▶ Directive:
Retype exactly the lines that start at the line with "Give me the" and end at the final line, both included, and leave out every picture.

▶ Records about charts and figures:
┏━━

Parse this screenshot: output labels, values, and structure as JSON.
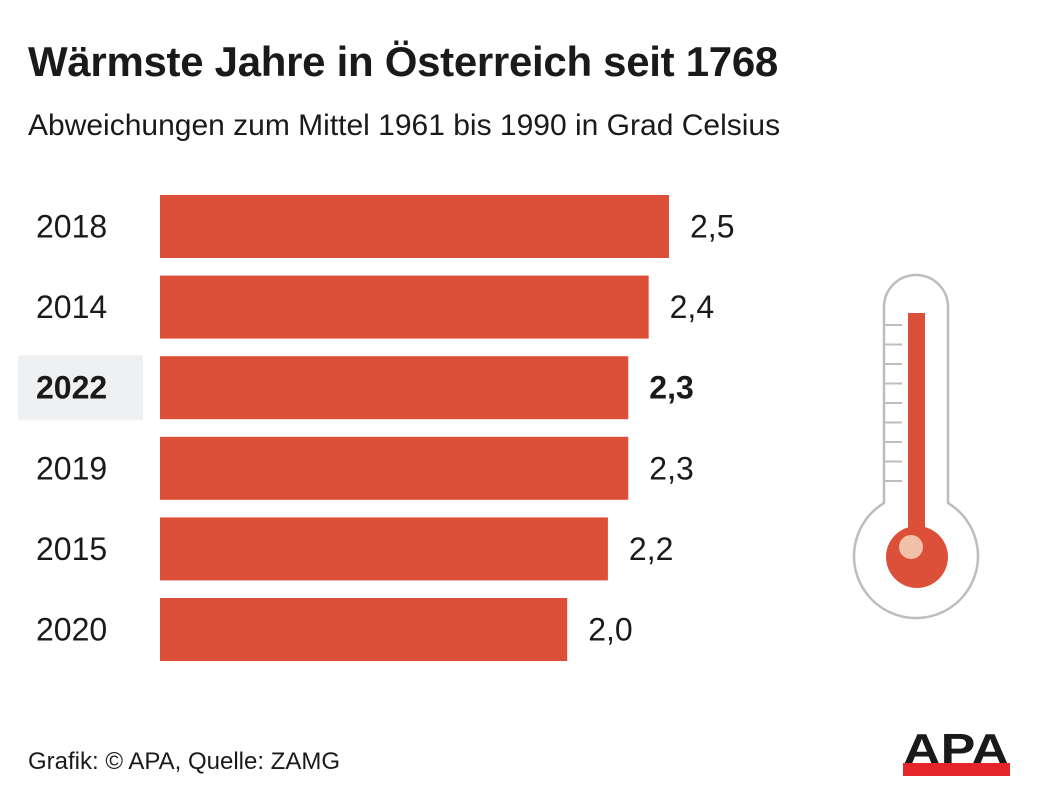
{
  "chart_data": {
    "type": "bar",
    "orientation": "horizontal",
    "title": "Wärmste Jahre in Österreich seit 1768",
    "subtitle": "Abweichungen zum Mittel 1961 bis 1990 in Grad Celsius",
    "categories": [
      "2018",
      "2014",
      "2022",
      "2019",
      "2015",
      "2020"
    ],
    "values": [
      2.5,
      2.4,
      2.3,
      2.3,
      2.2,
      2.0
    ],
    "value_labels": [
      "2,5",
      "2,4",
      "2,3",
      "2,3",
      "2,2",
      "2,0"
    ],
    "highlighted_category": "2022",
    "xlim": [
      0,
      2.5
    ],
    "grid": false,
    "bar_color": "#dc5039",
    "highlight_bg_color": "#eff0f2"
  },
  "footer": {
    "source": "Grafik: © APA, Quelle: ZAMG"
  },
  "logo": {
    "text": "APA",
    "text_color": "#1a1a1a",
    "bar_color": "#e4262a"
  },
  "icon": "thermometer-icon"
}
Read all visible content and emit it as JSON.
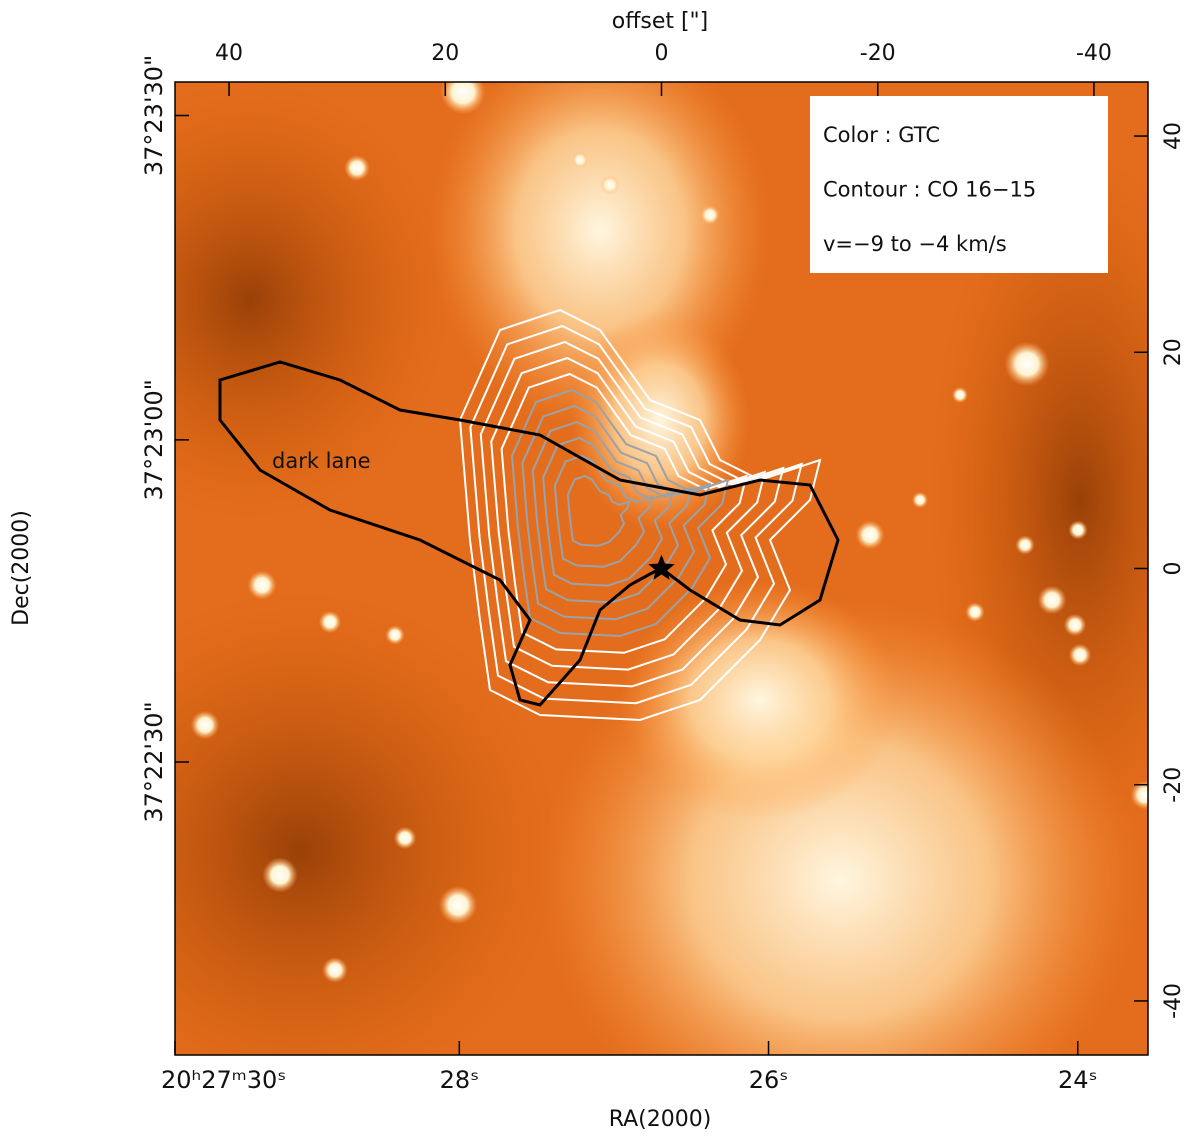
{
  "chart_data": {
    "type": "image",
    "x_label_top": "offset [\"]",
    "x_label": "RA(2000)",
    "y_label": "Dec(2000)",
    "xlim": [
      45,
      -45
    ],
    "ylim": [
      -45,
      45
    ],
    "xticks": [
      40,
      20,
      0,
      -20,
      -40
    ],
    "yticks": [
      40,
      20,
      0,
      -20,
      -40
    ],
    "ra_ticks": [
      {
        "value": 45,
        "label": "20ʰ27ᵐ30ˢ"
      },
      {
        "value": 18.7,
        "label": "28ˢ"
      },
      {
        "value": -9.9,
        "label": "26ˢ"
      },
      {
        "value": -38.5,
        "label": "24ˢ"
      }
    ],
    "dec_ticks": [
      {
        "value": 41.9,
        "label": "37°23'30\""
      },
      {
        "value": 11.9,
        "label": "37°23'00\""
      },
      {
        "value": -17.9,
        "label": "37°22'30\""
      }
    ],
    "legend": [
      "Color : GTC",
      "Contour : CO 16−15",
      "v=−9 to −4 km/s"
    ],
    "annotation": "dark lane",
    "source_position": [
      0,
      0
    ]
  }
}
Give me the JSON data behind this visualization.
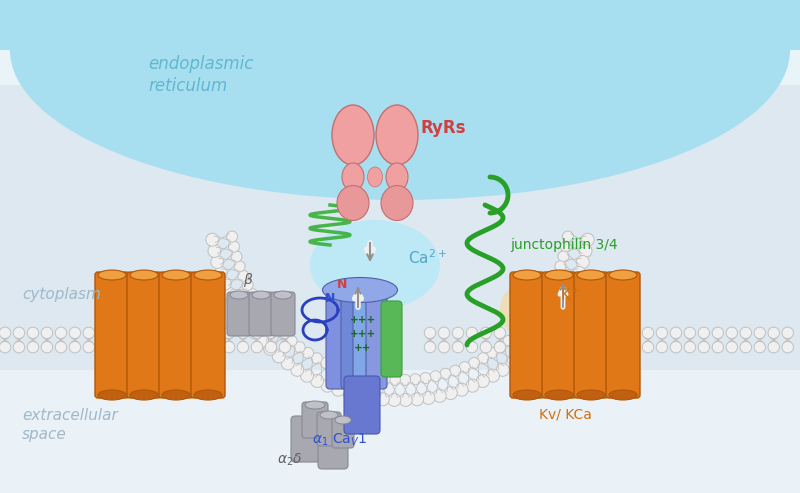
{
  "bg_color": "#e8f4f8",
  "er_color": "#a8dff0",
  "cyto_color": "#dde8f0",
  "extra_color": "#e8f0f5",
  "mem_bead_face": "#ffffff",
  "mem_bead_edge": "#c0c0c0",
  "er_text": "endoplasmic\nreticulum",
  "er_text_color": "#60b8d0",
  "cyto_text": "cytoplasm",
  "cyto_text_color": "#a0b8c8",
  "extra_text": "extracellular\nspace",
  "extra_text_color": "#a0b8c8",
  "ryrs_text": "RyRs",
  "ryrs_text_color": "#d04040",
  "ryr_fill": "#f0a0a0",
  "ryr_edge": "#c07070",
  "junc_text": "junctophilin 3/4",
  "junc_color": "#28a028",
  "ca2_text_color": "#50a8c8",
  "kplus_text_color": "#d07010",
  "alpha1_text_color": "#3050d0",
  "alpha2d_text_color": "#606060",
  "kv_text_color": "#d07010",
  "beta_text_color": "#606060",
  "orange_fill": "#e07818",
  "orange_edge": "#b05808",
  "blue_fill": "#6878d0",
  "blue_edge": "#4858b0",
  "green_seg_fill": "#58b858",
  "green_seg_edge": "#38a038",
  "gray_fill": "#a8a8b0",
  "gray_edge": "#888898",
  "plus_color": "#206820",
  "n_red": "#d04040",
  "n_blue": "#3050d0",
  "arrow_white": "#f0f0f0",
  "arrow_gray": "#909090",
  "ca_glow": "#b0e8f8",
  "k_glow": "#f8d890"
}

┗━━

▶ Exercise result:
Give me the JSON data behind this visualization.
{
  "bg_color": "#e8f4f8",
  "er_color": "#a8dff0",
  "cyto_color": "#dde8f0",
  "extra_color": "#e8f0f5",
  "mem_bead_face": "#ffffff",
  "mem_bead_edge": "#c0c0c0",
  "er_text": "endoplasmic\nreticulum",
  "er_text_color": "#60b8d0",
  "cyto_text": "cytoplasm",
  "cyto_text_color": "#a0b8c8",
  "extra_text": "extracellular\nspace",
  "extra_text_color": "#a0b8c8",
  "ryrs_text": "RyRs",
  "ryrs_text_color": "#d04040",
  "ryr_fill": "#f0a0a0",
  "ryr_edge": "#c07070",
  "junc_text": "junctophilin 3/4",
  "junc_color": "#28a028",
  "ca2_text_color": "#50a8c8",
  "kplus_text_color": "#d07010",
  "alpha1_text_color": "#3050d0",
  "alpha2d_text_color": "#606060",
  "kv_text_color": "#d07010",
  "beta_text_color": "#606060",
  "orange_fill": "#e07818",
  "orange_edge": "#b05808",
  "blue_fill": "#6878d0",
  "blue_edge": "#4858b0",
  "green_seg_fill": "#58b858",
  "green_seg_edge": "#38a038",
  "gray_fill": "#a8a8b0",
  "gray_edge": "#888898",
  "plus_color": "#206820",
  "n_red": "#d04040",
  "n_blue": "#3050d0",
  "arrow_white": "#f0f0f0",
  "arrow_gray": "#909090",
  "ca_glow": "#b0e8f8",
  "k_glow": "#f8d890"
}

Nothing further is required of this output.